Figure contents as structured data
--------------------------------------------------
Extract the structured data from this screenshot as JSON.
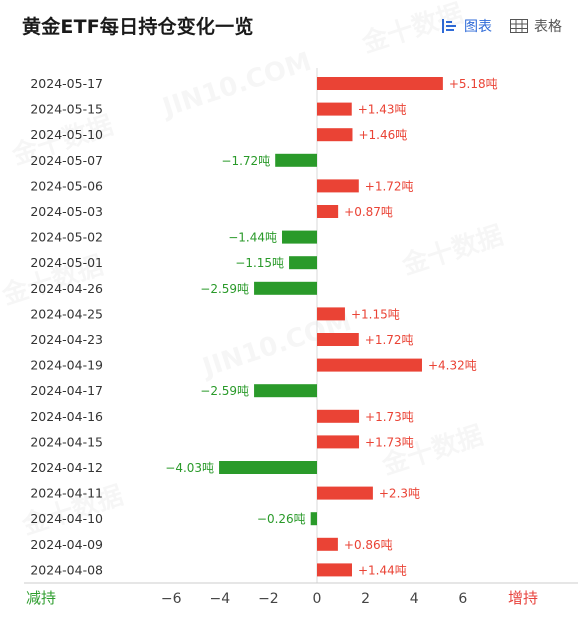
{
  "header": {
    "title": "黄金ETF每日持仓变化一览",
    "chart_view_label": "图表",
    "table_view_label": "表格"
  },
  "legend": {
    "decrease_label": "减持",
    "increase_label": "增持"
  },
  "colors": {
    "increase": "#ea4335",
    "decrease": "#2a9a2a",
    "accent": "#2f6bd8"
  },
  "chart_data": {
    "type": "bar",
    "orientation": "horizontal",
    "unit": "吨",
    "categories": [
      "2024-05-17",
      "2024-05-15",
      "2024-05-10",
      "2024-05-07",
      "2024-05-06",
      "2024-05-03",
      "2024-05-02",
      "2024-05-01",
      "2024-04-26",
      "2024-04-25",
      "2024-04-23",
      "2024-04-19",
      "2024-04-17",
      "2024-04-16",
      "2024-04-15",
      "2024-04-12",
      "2024-04-11",
      "2024-04-10",
      "2024-04-09",
      "2024-04-08"
    ],
    "values": [
      5.18,
      1.43,
      1.46,
      -1.72,
      1.72,
      0.87,
      -1.44,
      -1.15,
      -2.59,
      1.15,
      1.72,
      4.32,
      -2.59,
      1.73,
      1.73,
      -4.03,
      2.3,
      -0.26,
      0.86,
      1.44
    ],
    "labels": [
      "+5.18吨",
      "+1.43吨",
      "+1.46吨",
      "−1.72吨",
      "+1.72吨",
      "+0.87吨",
      "−1.44吨",
      "−1.15吨",
      "−2.59吨",
      "+1.15吨",
      "+1.72吨",
      "+4.32吨",
      "−2.59吨",
      "+1.73吨",
      "+1.73吨",
      "−4.03吨",
      "+2.3吨",
      "−0.26吨",
      "+0.86吨",
      "+1.44吨"
    ],
    "xticks": [
      "−6",
      "−4",
      "−2",
      "0",
      "2",
      "4",
      "6"
    ],
    "xlim": [
      -6.5,
      6.5
    ],
    "grid": false
  }
}
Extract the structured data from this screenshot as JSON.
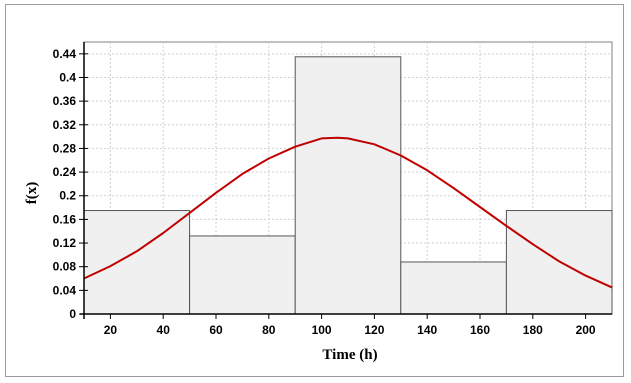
{
  "chart_data": {
    "type": "bar",
    "title": "",
    "xlabel": "Time (h)",
    "ylabel": "f(x)",
    "xlim": [
      10,
      210
    ],
    "ylim": [
      0,
      0.46
    ],
    "xticks": [
      20,
      40,
      60,
      80,
      100,
      120,
      140,
      160,
      180,
      200
    ],
    "yticks": [
      0,
      0.04,
      0.08,
      0.12,
      0.16,
      0.2,
      0.24,
      0.28,
      0.32,
      0.36,
      0.4,
      0.44
    ],
    "ytick_labels": [
      "0",
      "0.04",
      "0.08",
      "0.12",
      "0.16",
      "0.2",
      "0.24",
      "0.28",
      "0.32",
      "0.36",
      "0.4",
      "0.44"
    ],
    "bins": [
      {
        "x0": 10,
        "x1": 50,
        "value": 0.175
      },
      {
        "x0": 50,
        "x1": 90,
        "value": 0.132
      },
      {
        "x0": 90,
        "x1": 130,
        "value": 0.435
      },
      {
        "x0": 130,
        "x1": 170,
        "value": 0.088
      },
      {
        "x0": 170,
        "x1": 210,
        "value": 0.175
      }
    ],
    "curve": {
      "type": "normal-density",
      "x": [
        10,
        20,
        30,
        40,
        50,
        60,
        70,
        80,
        90,
        100,
        106,
        110,
        120,
        130,
        140,
        150,
        160,
        170,
        180,
        190,
        200,
        210
      ],
      "y": [
        0.06,
        0.081,
        0.106,
        0.137,
        0.171,
        0.205,
        0.237,
        0.263,
        0.283,
        0.297,
        0.298,
        0.297,
        0.287,
        0.268,
        0.243,
        0.213,
        0.181,
        0.149,
        0.118,
        0.089,
        0.065,
        0.045
      ]
    },
    "colors": {
      "bar_fill": "#f0f0f0",
      "bar_stroke": "#555555",
      "curve": "#c00000",
      "grid": "#d0d0d0",
      "axis": "#000000"
    },
    "grid": true,
    "legend": "none"
  }
}
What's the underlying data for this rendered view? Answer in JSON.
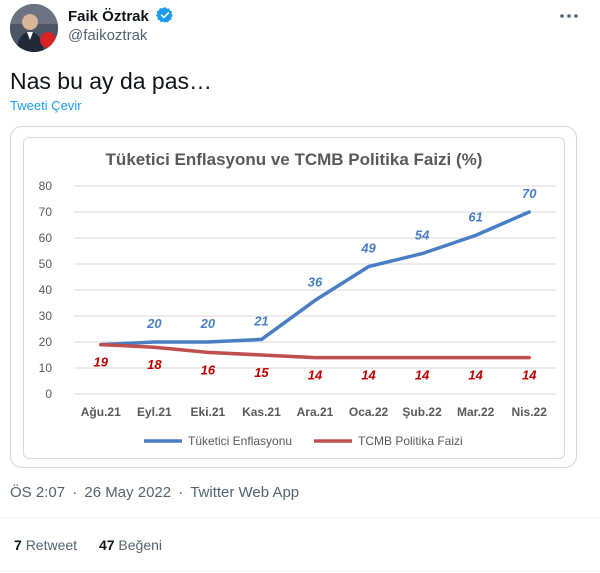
{
  "tweet": {
    "display_name": "Faik Öztrak",
    "handle": "@faikoztrak",
    "text": "Nas bu ay da pas…",
    "translate_label": "Tweeti Çevir",
    "time": "ÖS 2:07",
    "date": "26 May 2022",
    "source": "Twitter Web App",
    "meta_separator": "·",
    "retweet_count": "7",
    "retweet_label": "Retweet",
    "like_count": "47",
    "like_label": "Beğeni",
    "colors": {
      "link": "#1d9bf0",
      "verified": "#1d9bf0"
    },
    "icons": {
      "verified": "verified-badge-icon",
      "more": "more-options-icon"
    }
  },
  "chart_data": {
    "type": "line",
    "title": "Tüketici Enflasyonu ve TCMB Politika Faizi (%)",
    "categories": [
      "Ağu.21",
      "Eyl.21",
      "Eki.21",
      "Kas.21",
      "Ara.21",
      "Oca.22",
      "Şub.22",
      "Mar.22",
      "Nis.22"
    ],
    "ylim": [
      0,
      80
    ],
    "yticks": [
      0,
      10,
      20,
      30,
      40,
      50,
      60,
      70,
      80
    ],
    "grid": true,
    "legend_position": "bottom",
    "series": [
      {
        "name": "Tüketici Enflasyonu",
        "color": "#4a7ec4",
        "label_color": "#4a7ec4",
        "values": [
          19,
          20,
          20,
          21,
          36,
          49,
          54,
          61,
          70
        ],
        "labels": [
          "",
          "20",
          "20",
          "21",
          "36",
          "49",
          "54",
          "61",
          "70"
        ]
      },
      {
        "name": "TCMB Politika Faizi",
        "color": "#c0504d",
        "label_color": "#c00000",
        "values": [
          19,
          18,
          16,
          15,
          14,
          14,
          14,
          14,
          14
        ],
        "labels": [
          "19",
          "18",
          "16",
          "15",
          "14",
          "14",
          "14",
          "14",
          "14"
        ]
      }
    ]
  }
}
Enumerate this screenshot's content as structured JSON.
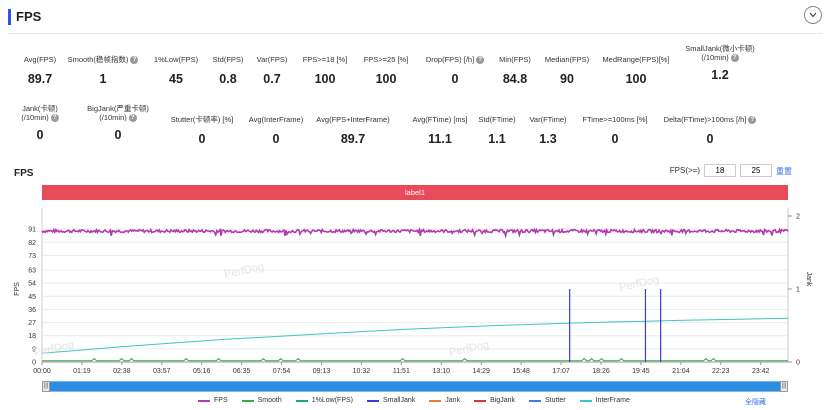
{
  "header": {
    "title": "FPS"
  },
  "stats_row1": [
    {
      "label": "Avg(FPS)",
      "value": "89.7",
      "help": false
    },
    {
      "label": "Smooth(稳帧指数)",
      "value": "1",
      "help": true
    },
    {
      "label": "1%Low(FPS)",
      "value": "45",
      "help": false
    },
    {
      "label": "Std(FPS)",
      "value": "0.8",
      "help": false
    },
    {
      "label": "Var(FPS)",
      "value": "0.7",
      "help": false
    },
    {
      "label": "FPS>=18 [%]",
      "value": "100",
      "help": false
    },
    {
      "label": "FPS>=25 [%]",
      "value": "100",
      "help": false
    },
    {
      "label": "Drop(FPS) [/h]",
      "value": "0",
      "help": true
    },
    {
      "label": "Min(FPS)",
      "value": "84.8",
      "help": false
    },
    {
      "label": "Median(FPS)",
      "value": "90",
      "help": false
    },
    {
      "label": "MedRange(FPS)[%]",
      "value": "100",
      "help": false
    },
    {
      "label": "SmallJank(微小卡顿)",
      "label2": "(/10min)",
      "value": "1.2",
      "help": true
    }
  ],
  "stats_row2": [
    {
      "label": "Jank(卡顿)",
      "label2": "(/10min)",
      "value": "0",
      "help": true
    },
    {
      "label": "BigJank(严重卡顿)",
      "label2": "(/10min)",
      "value": "0",
      "help": true
    },
    {
      "label": "Stutter(卡顿率) [%]",
      "value": "0",
      "help": false
    },
    {
      "label": "Avg(InterFrame)",
      "value": "0",
      "help": false
    },
    {
      "label": "Avg(FPS+InterFrame)",
      "value": "89.7",
      "help": false
    },
    {
      "label": "Avg(FTime) [ms]",
      "value": "11.1",
      "help": false
    },
    {
      "label": "Std(FTime)",
      "value": "1.1",
      "help": false
    },
    {
      "label": "Var(FTime)",
      "value": "1.3",
      "help": false
    },
    {
      "label": "FTime>=100ms [%]",
      "value": "0",
      "help": false
    },
    {
      "label": "Delta(FTime)>100ms [/h]",
      "value": "0",
      "help": true
    }
  ],
  "watermark": "PerfDog",
  "chart_section": {
    "title": "FPS",
    "threshold_label": "FPS(>=)",
    "threshold_1": "18",
    "threshold_2": "25",
    "reset_label": "重置",
    "label_bar": "label1",
    "hide_all": "全隐藏"
  },
  "colors": {
    "fps": "#b03cb0",
    "smooth": "#3aa84a",
    "low1": "#1aa38a",
    "smalljank": "#3b3bd6",
    "jank": "#f07a2a",
    "bigjank": "#e03030",
    "stutter": "#3b7de0",
    "interframe": "#3fc4c4"
  },
  "chart_data": {
    "type": "line",
    "title": "",
    "ylabel": "FPS",
    "y2label": "Jank",
    "ylim": [
      0,
      100
    ],
    "y_ticks": [
      0,
      9,
      18,
      27,
      36,
      45,
      54,
      63,
      73,
      82,
      91
    ],
    "y2lim": [
      0,
      2
    ],
    "y2_ticks": [
      0,
      1,
      2
    ],
    "x_ticks": [
      "00:00",
      "01:19",
      "02:38",
      "03:57",
      "05:16",
      "06:35",
      "07:54",
      "09:13",
      "10:32",
      "11:51",
      "13:10",
      "14:29",
      "15:48",
      "17:07",
      "18:26",
      "19:45",
      "21:04",
      "22:23",
      "23:42"
    ],
    "x_range_minutes": [
      0,
      24.6
    ],
    "grid": true,
    "legend_position": "bottom",
    "series": [
      {
        "name": "FPS",
        "key": "fps",
        "approx_value": 89.7,
        "noise": 1.0
      },
      {
        "name": "Smooth",
        "key": "smooth"
      },
      {
        "name": "1%Low(FPS)",
        "key": "low1"
      },
      {
        "name": "SmallJank",
        "key": "smalljank",
        "spikes_minutes": [
          17.4,
          19.9,
          20.4
        ],
        "spike_value": 1
      },
      {
        "name": "Jank",
        "key": "jank"
      },
      {
        "name": "BigJank",
        "key": "bigjank"
      },
      {
        "name": "Stutter",
        "key": "stutter"
      },
      {
        "name": "InterFrame",
        "key": "interframe",
        "points": [
          [
            0,
            6
          ],
          [
            3,
            11
          ],
          [
            6,
            15.5
          ],
          [
            9,
            19
          ],
          [
            12,
            22.5
          ],
          [
            15,
            25
          ],
          [
            18,
            27
          ],
          [
            21,
            28.5
          ],
          [
            24.6,
            30
          ]
        ]
      }
    ]
  }
}
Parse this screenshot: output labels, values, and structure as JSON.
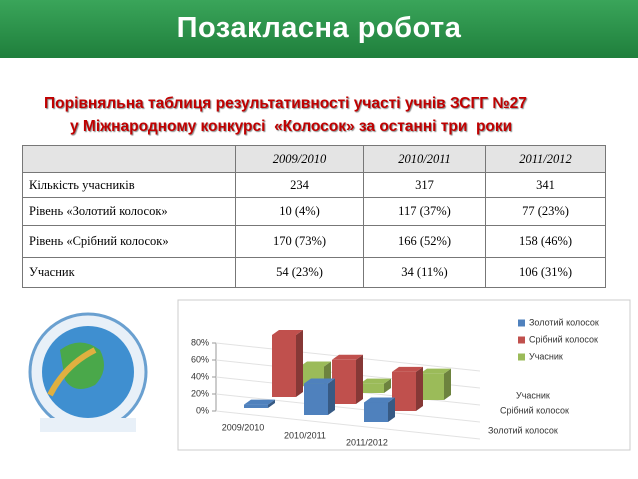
{
  "header": {
    "title": "Позакласна робота",
    "subtitle": [
      "Порівняльна таблиця результативності участі учнів ЗСГГ №27",
      "у Міжнародному конкурсі  «Колосок» за останні три  роки"
    ]
  },
  "table": {
    "columns": [
      "2009/2010",
      "2010/2011",
      "2011/2012"
    ],
    "rows": [
      {
        "label": "Кількість учасників",
        "cells": [
          "234",
          "317",
          "341"
        ]
      },
      {
        "label": "Рівень «Золотий колосок»",
        "cells": [
          "10 (4%)",
          "117 (37%)",
          "77 (23%)"
        ]
      },
      {
        "label": "Рівень «Срібний колосок»",
        "cells": [
          "170 (73%)",
          "166 (52%)",
          "158 (46%)"
        ]
      },
      {
        "label": "Учасник",
        "cells": [
          "54 (23%)",
          "34 (11%)",
          "106 (31%)"
        ]
      }
    ]
  },
  "chart_data": {
    "type": "bar3d",
    "categories": [
      "2009/2010",
      "2010/2011",
      "2011/2012"
    ],
    "series": [
      {
        "name": "Золотий колосок",
        "color": "#4f81bd",
        "values": [
          4,
          37,
          23
        ]
      },
      {
        "name": "Срібний колосок",
        "color": "#c0504d",
        "values": [
          73,
          52,
          46
        ]
      },
      {
        "name": "Учасник",
        "color": "#9bbb59",
        "values": [
          23,
          11,
          31
        ]
      }
    ],
    "ylim": [
      0,
      80
    ],
    "yticks": [
      {
        "value": 0,
        "label": "0%"
      },
      {
        "value": 20,
        "label": "20%"
      },
      {
        "value": 40,
        "label": "40%"
      },
      {
        "value": 60,
        "label": "60%"
      },
      {
        "value": 80,
        "label": "80%"
      }
    ],
    "legend": "top-right"
  }
}
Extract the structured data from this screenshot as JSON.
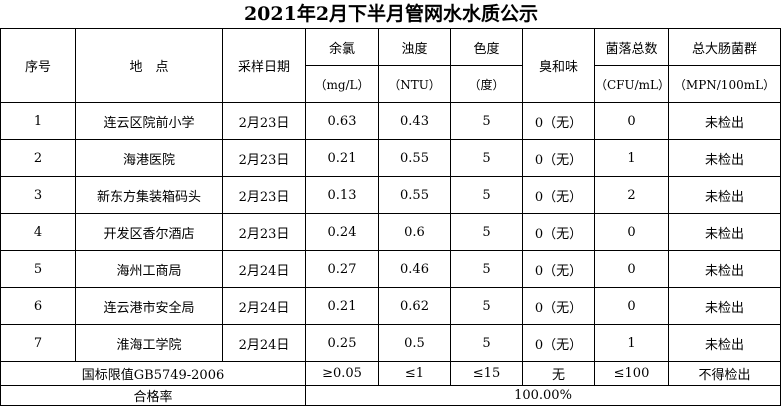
{
  "title": "2021年2月下半月管网水水质公示",
  "table": {
    "header": [
      {
        "name": "序号"
      },
      {
        "name": "地　点"
      },
      {
        "name": "采样日期"
      },
      {
        "name": "余氯",
        "unit": "（mg/L）"
      },
      {
        "name": "浊度",
        "unit": "（NTU）"
      },
      {
        "name": "色度",
        "unit": "（度）"
      },
      {
        "name": "臭和味"
      },
      {
        "name": "菌落总数",
        "unit": "（CFU/mL）"
      },
      {
        "name": "总大肠菌群",
        "unit": "（MPN/100mL）"
      }
    ],
    "rows": [
      [
        "1",
        "连云区院前小学",
        "2月23日",
        "0.63",
        "0.43",
        "5",
        "0（无）",
        "0",
        "未检出"
      ],
      [
        "2",
        "海港医院",
        "2月23日",
        "0.21",
        "0.55",
        "5",
        "0（无）",
        "1",
        "未检出"
      ],
      [
        "3",
        "新东方集装箱码头",
        "2月23日",
        "0.13",
        "0.55",
        "5",
        "0（无）",
        "2",
        "未检出"
      ],
      [
        "4",
        "开发区香尔酒店",
        "2月23日",
        "0.24",
        "0.6",
        "5",
        "0（无）",
        "0",
        "未检出"
      ],
      [
        "5",
        "海州工商局",
        "2月24日",
        "0.27",
        "0.46",
        "5",
        "0（无）",
        "0",
        "未检出"
      ],
      [
        "6",
        "连云港市安全局",
        "2月24日",
        "0.21",
        "0.62",
        "5",
        "0（无）",
        "0",
        "未检出"
      ],
      [
        "7",
        "淮海工学院",
        "2月24日",
        "0.25",
        "0.5",
        "5",
        "0（无）",
        "1",
        "未检出"
      ]
    ],
    "limits": {
      "label": "国标限值GB5749-2006",
      "values": [
        "≥0.05",
        "≤1",
        "≤15",
        "无",
        "≤100",
        "不得检出"
      ]
    },
    "pass_rate": {
      "label": "合格率",
      "value": "100.00%"
    }
  }
}
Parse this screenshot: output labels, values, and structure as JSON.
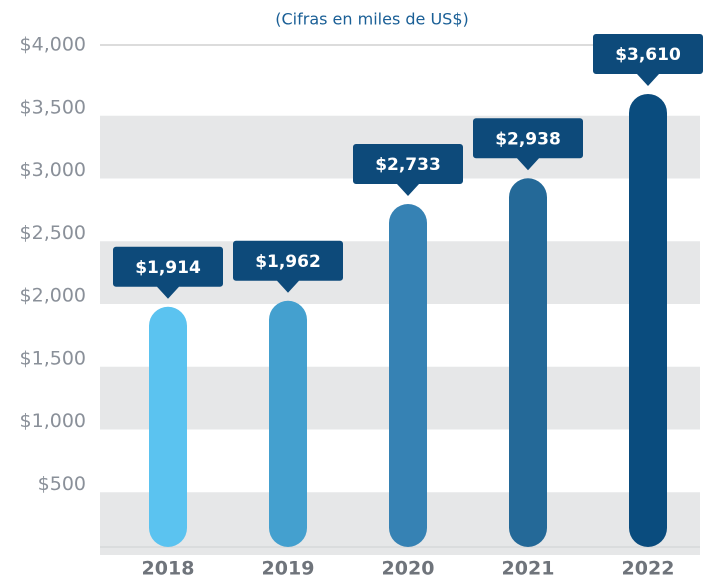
{
  "chart_data": {
    "type": "bar",
    "title": "(Cifras en miles de US$)",
    "categories": [
      "2018",
      "2019",
      "2020",
      "2021",
      "2022"
    ],
    "values": [
      1914,
      1962,
      2733,
      2938,
      3610
    ],
    "value_labels": [
      "$1,914",
      "$1,962",
      "$2,733",
      "$2,938",
      "$3,610"
    ],
    "colors": [
      "#5bc3f0",
      "#44a0cf",
      "#3682b4",
      "#246998",
      "#0a4c7e"
    ],
    "label_color": "#0d4a7a",
    "ylim": [
      0,
      4000
    ],
    "yticks": [
      {
        "value": 500,
        "label": "$500"
      },
      {
        "value": 1000,
        "label": "$1,000"
      },
      {
        "value": 1500,
        "label": "$1,500"
      },
      {
        "value": 2000,
        "label": "$2,000"
      },
      {
        "value": 2500,
        "label": "$2,500"
      },
      {
        "value": 3000,
        "label": "$3,000"
      },
      {
        "value": 3500,
        "label": "$3,500"
      },
      {
        "value": 4000,
        "label": "$4,000"
      }
    ],
    "grid": true
  }
}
--------------------------------------------------
Check each line of the listing above for the string "Enflasyonu", then report only how many lines have it.

Response: 2